BEGIN
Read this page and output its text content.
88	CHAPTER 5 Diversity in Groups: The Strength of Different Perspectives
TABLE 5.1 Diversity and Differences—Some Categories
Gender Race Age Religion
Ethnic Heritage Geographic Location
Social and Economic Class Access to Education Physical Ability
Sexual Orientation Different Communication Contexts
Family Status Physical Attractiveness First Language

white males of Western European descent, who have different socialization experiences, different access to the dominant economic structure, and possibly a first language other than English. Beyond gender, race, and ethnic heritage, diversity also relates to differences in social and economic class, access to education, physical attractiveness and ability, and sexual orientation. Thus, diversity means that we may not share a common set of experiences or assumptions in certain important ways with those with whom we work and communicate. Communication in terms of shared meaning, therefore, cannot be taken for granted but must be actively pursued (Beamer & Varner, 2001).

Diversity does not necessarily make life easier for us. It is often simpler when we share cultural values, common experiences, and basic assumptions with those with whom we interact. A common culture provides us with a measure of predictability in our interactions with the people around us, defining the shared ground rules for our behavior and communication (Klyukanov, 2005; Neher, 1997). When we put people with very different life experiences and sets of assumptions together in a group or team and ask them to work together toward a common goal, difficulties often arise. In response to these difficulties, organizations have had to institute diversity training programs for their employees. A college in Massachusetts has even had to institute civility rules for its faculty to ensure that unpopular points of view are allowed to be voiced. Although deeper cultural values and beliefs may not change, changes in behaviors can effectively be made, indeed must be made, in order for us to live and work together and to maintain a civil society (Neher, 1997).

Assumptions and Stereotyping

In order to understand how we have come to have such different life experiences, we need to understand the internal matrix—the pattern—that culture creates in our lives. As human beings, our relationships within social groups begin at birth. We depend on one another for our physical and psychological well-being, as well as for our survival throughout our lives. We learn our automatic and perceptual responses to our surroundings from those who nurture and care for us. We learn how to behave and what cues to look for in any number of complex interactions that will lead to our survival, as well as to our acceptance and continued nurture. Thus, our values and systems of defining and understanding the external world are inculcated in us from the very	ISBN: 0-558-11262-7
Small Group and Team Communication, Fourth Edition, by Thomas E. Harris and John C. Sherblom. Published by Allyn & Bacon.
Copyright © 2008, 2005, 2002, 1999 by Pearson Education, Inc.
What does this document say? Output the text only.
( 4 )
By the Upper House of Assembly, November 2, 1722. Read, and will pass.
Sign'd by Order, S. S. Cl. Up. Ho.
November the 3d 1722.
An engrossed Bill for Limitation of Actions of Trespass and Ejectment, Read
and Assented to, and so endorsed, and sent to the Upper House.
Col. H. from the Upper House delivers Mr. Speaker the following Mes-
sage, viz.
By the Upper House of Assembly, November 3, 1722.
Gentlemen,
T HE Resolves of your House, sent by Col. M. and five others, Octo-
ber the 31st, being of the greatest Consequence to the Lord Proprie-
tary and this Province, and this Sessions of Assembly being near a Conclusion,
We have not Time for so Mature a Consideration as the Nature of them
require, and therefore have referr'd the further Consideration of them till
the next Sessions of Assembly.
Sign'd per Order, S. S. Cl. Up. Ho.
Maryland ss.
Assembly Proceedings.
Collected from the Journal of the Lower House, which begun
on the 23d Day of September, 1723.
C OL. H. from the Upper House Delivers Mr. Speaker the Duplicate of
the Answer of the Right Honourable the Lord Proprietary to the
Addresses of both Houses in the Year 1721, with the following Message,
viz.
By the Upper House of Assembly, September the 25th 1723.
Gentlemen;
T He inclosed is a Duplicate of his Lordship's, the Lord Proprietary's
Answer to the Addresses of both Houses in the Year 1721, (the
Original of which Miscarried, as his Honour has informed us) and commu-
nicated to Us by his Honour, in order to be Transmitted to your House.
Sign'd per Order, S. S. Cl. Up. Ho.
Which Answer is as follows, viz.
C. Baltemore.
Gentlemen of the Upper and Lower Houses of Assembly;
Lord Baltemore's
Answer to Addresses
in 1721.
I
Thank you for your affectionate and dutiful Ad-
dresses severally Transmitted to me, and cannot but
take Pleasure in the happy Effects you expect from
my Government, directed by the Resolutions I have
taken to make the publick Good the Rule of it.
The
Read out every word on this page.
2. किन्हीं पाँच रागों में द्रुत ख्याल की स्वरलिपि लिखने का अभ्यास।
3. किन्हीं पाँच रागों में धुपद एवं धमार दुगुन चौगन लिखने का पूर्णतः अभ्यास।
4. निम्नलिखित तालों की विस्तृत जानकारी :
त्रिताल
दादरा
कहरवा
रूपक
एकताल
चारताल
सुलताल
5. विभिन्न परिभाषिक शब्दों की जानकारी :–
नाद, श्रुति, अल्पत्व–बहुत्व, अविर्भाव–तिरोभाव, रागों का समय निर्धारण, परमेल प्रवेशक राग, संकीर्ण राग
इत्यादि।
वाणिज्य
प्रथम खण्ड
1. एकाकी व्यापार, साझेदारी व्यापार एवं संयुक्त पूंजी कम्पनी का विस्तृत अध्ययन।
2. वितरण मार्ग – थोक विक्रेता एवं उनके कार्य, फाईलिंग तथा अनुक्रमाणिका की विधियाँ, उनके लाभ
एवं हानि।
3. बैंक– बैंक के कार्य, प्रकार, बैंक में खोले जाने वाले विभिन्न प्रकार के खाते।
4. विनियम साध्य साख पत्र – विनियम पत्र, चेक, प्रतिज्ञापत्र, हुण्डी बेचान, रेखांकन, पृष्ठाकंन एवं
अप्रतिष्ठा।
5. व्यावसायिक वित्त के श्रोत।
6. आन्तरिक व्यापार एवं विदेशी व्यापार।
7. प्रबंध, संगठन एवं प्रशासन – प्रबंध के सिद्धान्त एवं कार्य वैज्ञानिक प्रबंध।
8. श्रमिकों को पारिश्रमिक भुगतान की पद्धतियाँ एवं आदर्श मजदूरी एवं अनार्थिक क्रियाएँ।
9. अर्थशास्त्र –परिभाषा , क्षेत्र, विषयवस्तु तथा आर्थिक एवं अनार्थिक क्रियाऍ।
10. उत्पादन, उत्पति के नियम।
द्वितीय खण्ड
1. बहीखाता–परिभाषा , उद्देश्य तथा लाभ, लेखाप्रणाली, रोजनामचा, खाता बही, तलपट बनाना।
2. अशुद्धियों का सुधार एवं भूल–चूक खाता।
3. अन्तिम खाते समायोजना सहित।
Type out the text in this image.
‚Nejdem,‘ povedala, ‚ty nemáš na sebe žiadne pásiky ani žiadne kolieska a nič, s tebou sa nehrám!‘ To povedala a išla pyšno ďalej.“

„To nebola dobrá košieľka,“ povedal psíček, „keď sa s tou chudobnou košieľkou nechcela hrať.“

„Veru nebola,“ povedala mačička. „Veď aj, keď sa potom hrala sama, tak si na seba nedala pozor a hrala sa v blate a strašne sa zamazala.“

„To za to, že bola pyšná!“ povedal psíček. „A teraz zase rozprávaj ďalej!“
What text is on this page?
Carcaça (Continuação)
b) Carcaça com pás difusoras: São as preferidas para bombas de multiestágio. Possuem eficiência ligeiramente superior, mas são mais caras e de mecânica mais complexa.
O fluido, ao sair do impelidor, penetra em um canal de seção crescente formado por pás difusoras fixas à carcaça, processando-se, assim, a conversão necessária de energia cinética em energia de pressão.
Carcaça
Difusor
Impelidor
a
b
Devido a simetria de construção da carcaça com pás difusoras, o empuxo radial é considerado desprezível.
END
Written instruction ▸
Retype every entry word for word.

Completed task ▸
Read this page and output its text content.
88	CHAPTER 5 Diversity in Groups: The Strength of Different Perspectives
TABLE 5.1 Diversity and Differences—Some Categories
Gender Race Age Religion
Ethnic Heritage Geographic Location
Social and Economic Class Access to Education Physical Ability
Sexual Orientation Different Communication Contexts
Family Status Physical Attractiveness First Language

white males of Western European descent, who have different socialization experiences, different access to the dominant economic structure, and possibly a first language other than English. Beyond gender, race, and ethnic heritage, diversity also relates to differences in social and economic class, access to education, physical attractiveness and ability, and sexual orientation. Thus, diversity means that we may not share a common set of experiences or assumptions in certain important ways with those with whom we work and communicate. Communication in terms of shared meaning, therefore, cannot be taken for granted but must be actively pursued (Beamer & Varner, 2001).

Diversity does not necessarily make life easier for us. It is often simpler when we share cultural values, common experiences, and basic assumptions with those with whom we interact. A common culture provides us with a measure of predictability in our interactions with the people around us, defining the shared ground rules for our behavior and communication (Klyukanov, 2005; Neher, 1997). When we put people with very different life experiences and sets of assumptions together in a group or team and ask them to work together toward a common goal, difficulties often arise. In response to these difficulties, organizations have had to institute diversity training programs for their employees. A college in Massachusetts has even had to institute civility rules for its faculty to ensure that unpopular points of view are allowed to be voiced. Although deeper cultural values and beliefs may not change, changes in behaviors can effectively be made, indeed must be made, in order for us to live and work together and to maintain a civil society (Neher, 1997).

Assumptions and Stereotyping

In order to understand how we have come to have such different life experiences, we need to understand the internal matrix—the pattern—that culture creates in our lives. As human beings, our relationships within social groups begin at birth. We depend on one another for our physical and psychological well-being, as well as for our survival throughout our lives. We learn our automatic and perceptual responses to our surroundings from those who nurture and care for us. We learn how to behave and what cues to look for in any number of complex interactions that will lead to our survival, as well as to our acceptance and continued nurture. Thus, our values and systems of defining and understanding the external world are inculcated in us from the very	ISBN: 0-558-11262-7
Small Group and Team Communication, Fourth Edition, by Thomas E. Harris and John C. Sherblom. Published by Allyn & Bacon.
Copyright © 2008, 2005, 2002, 1999 by Pearson Education, Inc.
What does this document say? Output the text only.
( 4 )
By the Upper House of Assembly, November 2, 1722. Read, and will pass.
Sign'd by Order, S. S. Cl. Up. Ho.
November the 3d 1722.
An engrossed Bill for Limitation of Actions of Trespass and Ejectment, Read
and Assented to, and so endorsed, and sent to the Upper House.
Col. H. from the Upper House delivers Mr. Speaker the following Mes-
sage, viz.
By the Upper House of Assembly, November 3, 1722.
Gentlemen,
T HE Resolves of your House, sent by Col. M. and five others, Octo-
ber the 31st, being of the greatest Consequence to the Lord Proprie-
tary and this Province, and this Sessions of Assembly being near a Conclusion,
We have not Time for so Mature a Consideration as the Nature of them
require, and therefore have referr'd the further Consideration of them till
the next Sessions of Assembly.
Sign'd per Order, S. S. Cl. Up. Ho.
Maryland ss.
Assembly Proceedings.
Collected from the Journal of the Lower House, which begun
on the 23d Day of September, 1723.
C OL. H. from the Upper House Delivers Mr. Speaker the Duplicate of
the Answer of the Right Honourable the Lord Proprietary to the
Addresses of both Houses in the Year 1721, with the following Message,
viz.
By the Upper House of Assembly, September the 25th 1723.
Gentlemen;
T He inclosed is a Duplicate of his Lordship's, the Lord Proprietary's
Answer to the Addresses of both Houses in the Year 1721, (the
Original of which Miscarried, as his Honour has informed us) and commu-
nicated to Us by his Honour, in order to be Transmitted to your House.
Sign'd per Order, S. S. Cl. Up. Ho.
Which Answer is as follows, viz.
C. Baltemore.
Gentlemen of the Upper and Lower Houses of Assembly;
Lord Baltemore's
Answer to Addresses
in 1721.
I
Thank you for your affectionate and dutiful Ad-
dresses severally Transmitted to me, and cannot but
take Pleasure in the happy Effects you expect from
my Government, directed by the Resolutions I have
taken to make the publick Good the Rule of it.
The
Read out every word on this page.
2. किन्हीं पाँच रागों में द्रुत ख्याल की स्वरलिपि लिखने का अभ्यास।
3. किन्हीं पाँच रागों में धुपद एवं धमार दुगुन चौगन लिखने का पूर्णतः अभ्यास।
4. निम्नलिखित तालों की विस्तृत जानकारी :
त्रिताल
दादरा
कहरवा
रूपक
एकताल
चारताल
सुलताल
5. विभिन्न परिभाषिक शब्दों की जानकारी :–
नाद, श्रुति, अल्पत्व–बहुत्व, अविर्भाव–तिरोभाव, रागों का समय निर्धारण, परमेल प्रवेशक राग, संकीर्ण राग
इत्यादि।
वाणिज्य
प्रथम खण्ड
1. एकाकी व्यापार, साझेदारी व्यापार एवं संयुक्त पूंजी कम्पनी का विस्तृत अध्ययन।
2. वितरण मार्ग – थोक विक्रेता एवं उनके कार्य, फाईलिंग तथा अनुक्रमाणिका की विधियाँ, उनके लाभ
एवं हानि।
3. बैंक– बैंक के कार्य, प्रकार, बैंक में खोले जाने वाले विभिन्न प्रकार के खाते।
4. विनियम साध्य साख पत्र – विनियम पत्र, चेक, प्रतिज्ञापत्र, हुण्डी बेचान, रेखांकन, पृष्ठाकंन एवं
अप्रतिष्ठा।
5. व्यावसायिक वित्त के श्रोत।
6. आन्तरिक व्यापार एवं विदेशी व्यापार।
7. प्रबंध, संगठन एवं प्रशासन – प्रबंध के सिद्धान्त एवं कार्य वैज्ञानिक प्रबंध।
8. श्रमिकों को पारिश्रमिक भुगतान की पद्धतियाँ एवं आदर्श मजदूरी एवं अनार्थिक क्रियाएँ।
9. अर्थशास्त्र –परिभाषा , क्षेत्र, विषयवस्तु तथा आर्थिक एवं अनार्थिक क्रियाऍ।
10. उत्पादन, उत्पति के नियम।
द्वितीय खण्ड
1. बहीखाता–परिभाषा , उद्देश्य तथा लाभ, लेखाप्रणाली, रोजनामचा, खाता बही, तलपट बनाना।
2. अशुद्धियों का सुधार एवं भूल–चूक खाता।
3. अन्तिम खाते समायोजना सहित।
Type out the text in this image.
‚Nejdem,‘ povedala, ‚ty nemáš na sebe žiadne pásiky ani žiadne kolieska a nič, s tebou sa nehrám!‘ To povedala a išla pyšno ďalej.“

„To nebola dobrá košieľka,“ povedal psíček, „keď sa s tou chudobnou košieľkou nechcela hrať.“

„Veru nebola,“ povedala mačička. „Veď aj, keď sa potom hrala sama, tak si na seba nedala pozor a hrala sa v blate a strašne sa zamazala.“

„To za to, že bola pyšná!“ povedal psíček. „A teraz zase rozprávaj ďalej!“
What text is on this page?
Carcaça (Continuação)
b) Carcaça com pás difusoras: São as preferidas para bombas de multiestágio. Possuem eficiência ligeiramente superior, mas são mais caras e de mecânica mais complexa.
O fluido, ao sair do impelidor, penetra em um canal de seção crescente formado por pás difusoras fixas à carcaça, processando-se, assim, a conversão necessária de energia cinética em energia de pressão.
Carcaça
Difusor
Impelidor
a
b
Devido a simetria de construção da carcaça com pás difusoras, o empuxo radial é considerado desprezível.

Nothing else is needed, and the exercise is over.